# [DESCRIPTION OF THE TASK]
Return each line of the listing that contains the string "content".

# [LISTING]

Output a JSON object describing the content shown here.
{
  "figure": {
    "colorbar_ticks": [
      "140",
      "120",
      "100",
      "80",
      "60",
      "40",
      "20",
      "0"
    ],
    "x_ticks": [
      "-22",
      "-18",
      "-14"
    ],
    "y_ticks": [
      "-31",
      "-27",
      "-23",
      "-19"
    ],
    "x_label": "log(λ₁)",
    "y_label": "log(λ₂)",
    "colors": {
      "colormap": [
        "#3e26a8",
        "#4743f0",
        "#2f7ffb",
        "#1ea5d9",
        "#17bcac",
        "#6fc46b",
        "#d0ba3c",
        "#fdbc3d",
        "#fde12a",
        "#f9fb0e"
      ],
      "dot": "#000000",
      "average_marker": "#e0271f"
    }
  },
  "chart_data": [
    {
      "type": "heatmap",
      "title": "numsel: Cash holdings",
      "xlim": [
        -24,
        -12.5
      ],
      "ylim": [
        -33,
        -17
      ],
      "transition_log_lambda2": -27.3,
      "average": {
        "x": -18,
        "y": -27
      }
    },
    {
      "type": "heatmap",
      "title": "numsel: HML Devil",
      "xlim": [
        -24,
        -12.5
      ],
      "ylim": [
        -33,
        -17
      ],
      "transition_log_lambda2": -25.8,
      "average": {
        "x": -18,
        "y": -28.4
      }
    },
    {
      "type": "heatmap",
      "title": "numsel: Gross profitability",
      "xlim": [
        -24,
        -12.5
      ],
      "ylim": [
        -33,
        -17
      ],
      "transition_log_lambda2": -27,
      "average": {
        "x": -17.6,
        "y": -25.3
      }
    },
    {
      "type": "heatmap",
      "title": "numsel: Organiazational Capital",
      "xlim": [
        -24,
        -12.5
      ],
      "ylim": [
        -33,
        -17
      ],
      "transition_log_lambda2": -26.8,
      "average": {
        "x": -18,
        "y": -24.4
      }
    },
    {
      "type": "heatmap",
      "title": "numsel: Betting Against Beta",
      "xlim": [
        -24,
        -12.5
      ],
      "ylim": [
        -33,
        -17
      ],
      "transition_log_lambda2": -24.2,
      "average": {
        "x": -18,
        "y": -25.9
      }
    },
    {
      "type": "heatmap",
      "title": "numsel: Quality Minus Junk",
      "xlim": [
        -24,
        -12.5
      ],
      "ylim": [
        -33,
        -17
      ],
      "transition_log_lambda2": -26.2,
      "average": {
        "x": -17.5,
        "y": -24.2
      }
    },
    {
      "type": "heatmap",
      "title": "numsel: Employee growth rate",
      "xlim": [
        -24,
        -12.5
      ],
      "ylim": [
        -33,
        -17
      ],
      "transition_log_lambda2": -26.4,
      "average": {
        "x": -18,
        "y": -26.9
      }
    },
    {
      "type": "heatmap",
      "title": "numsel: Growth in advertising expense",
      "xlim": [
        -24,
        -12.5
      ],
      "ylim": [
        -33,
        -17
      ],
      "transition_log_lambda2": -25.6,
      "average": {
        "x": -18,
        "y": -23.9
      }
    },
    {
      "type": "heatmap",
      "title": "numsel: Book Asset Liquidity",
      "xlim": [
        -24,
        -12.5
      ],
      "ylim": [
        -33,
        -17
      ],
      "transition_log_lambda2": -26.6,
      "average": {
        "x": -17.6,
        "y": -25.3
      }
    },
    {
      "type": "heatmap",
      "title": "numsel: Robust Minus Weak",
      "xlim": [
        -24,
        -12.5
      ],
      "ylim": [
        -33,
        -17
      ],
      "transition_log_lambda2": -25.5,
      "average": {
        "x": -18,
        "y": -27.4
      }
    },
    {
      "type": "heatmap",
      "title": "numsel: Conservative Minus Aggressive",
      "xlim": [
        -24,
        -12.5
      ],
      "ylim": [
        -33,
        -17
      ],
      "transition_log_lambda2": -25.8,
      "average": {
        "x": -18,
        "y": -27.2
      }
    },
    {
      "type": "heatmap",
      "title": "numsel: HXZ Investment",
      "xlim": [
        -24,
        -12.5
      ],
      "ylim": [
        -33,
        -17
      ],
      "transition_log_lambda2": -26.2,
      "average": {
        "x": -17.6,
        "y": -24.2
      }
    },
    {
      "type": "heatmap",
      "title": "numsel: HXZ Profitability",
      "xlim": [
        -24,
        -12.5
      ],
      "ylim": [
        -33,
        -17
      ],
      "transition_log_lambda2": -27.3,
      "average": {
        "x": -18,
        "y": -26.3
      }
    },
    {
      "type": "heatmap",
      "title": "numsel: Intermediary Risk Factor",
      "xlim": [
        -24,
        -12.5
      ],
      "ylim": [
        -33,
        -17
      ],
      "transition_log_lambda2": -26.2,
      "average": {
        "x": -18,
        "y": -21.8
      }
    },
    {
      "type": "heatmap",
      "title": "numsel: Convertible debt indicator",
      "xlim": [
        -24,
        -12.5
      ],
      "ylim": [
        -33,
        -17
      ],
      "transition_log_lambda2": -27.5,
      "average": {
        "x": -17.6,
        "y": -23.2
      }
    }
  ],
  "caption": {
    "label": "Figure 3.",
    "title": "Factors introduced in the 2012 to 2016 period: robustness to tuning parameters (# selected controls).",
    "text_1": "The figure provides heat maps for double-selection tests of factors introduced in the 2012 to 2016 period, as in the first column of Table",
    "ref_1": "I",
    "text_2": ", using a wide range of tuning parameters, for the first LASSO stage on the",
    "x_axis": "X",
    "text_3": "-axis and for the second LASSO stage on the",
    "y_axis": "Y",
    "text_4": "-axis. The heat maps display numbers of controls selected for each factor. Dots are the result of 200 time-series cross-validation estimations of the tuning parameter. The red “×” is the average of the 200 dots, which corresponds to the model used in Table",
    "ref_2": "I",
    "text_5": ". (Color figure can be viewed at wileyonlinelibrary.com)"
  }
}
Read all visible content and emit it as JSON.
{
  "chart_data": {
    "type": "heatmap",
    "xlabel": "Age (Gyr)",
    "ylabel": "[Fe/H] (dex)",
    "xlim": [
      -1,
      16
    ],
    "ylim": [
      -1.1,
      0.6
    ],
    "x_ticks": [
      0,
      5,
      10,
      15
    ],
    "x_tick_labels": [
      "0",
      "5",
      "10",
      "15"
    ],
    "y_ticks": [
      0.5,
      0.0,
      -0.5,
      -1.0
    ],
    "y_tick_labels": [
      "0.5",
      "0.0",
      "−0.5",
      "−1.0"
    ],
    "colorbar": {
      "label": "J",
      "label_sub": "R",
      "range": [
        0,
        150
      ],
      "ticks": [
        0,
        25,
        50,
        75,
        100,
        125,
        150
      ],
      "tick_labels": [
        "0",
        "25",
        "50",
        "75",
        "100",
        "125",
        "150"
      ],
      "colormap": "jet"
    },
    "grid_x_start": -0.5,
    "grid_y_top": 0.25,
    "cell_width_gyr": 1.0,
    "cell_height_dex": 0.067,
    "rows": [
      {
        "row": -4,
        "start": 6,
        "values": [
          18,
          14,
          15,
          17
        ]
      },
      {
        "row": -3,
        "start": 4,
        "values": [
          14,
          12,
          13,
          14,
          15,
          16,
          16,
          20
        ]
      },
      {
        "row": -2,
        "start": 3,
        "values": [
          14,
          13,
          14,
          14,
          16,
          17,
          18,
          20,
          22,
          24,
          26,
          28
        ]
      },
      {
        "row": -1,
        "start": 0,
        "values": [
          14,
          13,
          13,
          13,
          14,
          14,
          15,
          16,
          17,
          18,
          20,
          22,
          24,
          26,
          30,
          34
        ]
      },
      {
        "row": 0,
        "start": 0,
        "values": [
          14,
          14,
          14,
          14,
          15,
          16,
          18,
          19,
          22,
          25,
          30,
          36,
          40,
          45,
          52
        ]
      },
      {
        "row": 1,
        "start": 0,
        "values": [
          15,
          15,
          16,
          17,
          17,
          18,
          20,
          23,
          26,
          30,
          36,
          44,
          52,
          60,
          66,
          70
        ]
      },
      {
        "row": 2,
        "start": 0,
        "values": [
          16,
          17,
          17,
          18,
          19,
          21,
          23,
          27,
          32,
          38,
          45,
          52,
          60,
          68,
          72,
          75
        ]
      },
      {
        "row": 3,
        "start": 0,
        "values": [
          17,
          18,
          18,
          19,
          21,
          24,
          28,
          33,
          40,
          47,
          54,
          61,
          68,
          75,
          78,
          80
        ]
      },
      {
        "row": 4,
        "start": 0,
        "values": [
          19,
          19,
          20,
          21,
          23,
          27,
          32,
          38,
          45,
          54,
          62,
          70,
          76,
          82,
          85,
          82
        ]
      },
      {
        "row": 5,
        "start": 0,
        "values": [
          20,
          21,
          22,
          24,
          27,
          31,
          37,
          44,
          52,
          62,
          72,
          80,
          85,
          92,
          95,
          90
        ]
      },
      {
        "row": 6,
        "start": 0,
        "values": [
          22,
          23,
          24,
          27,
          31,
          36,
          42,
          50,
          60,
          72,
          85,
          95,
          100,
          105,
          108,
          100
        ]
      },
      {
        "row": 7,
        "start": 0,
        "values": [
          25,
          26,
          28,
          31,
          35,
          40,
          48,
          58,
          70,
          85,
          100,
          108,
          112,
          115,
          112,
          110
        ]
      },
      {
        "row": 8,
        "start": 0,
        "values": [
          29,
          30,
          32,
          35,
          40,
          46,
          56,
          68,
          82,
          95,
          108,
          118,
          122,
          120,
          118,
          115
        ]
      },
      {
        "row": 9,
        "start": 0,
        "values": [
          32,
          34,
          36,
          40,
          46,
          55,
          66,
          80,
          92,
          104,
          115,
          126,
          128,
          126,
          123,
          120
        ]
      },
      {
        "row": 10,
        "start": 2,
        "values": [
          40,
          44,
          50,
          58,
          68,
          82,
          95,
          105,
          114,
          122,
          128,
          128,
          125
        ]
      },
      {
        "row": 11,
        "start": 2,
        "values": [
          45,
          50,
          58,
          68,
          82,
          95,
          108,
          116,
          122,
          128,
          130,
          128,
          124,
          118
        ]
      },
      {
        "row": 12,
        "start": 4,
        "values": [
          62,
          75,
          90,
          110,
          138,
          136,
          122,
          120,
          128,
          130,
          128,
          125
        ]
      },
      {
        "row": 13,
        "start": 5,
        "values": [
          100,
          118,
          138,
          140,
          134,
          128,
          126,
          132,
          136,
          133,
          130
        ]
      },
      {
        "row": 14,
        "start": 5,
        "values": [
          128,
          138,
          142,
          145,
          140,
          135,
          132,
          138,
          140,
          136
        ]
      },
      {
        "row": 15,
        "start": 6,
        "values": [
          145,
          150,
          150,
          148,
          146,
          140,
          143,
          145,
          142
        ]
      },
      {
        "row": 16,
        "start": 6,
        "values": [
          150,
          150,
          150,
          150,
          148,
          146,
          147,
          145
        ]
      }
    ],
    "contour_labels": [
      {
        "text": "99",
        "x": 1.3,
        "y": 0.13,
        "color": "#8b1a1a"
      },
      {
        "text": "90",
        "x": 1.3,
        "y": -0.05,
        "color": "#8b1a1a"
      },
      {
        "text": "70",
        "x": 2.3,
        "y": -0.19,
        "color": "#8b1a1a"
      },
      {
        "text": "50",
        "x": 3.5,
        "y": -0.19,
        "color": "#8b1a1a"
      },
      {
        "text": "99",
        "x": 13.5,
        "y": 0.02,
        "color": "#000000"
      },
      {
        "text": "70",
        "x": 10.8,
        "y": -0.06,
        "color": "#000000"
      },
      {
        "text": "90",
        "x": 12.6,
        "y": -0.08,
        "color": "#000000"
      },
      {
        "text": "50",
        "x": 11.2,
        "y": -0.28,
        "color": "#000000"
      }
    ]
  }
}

# [PROBLEM SOLUTION]
Output a JSON object describing the content shown here.
Read all visible content and emit it as JSON.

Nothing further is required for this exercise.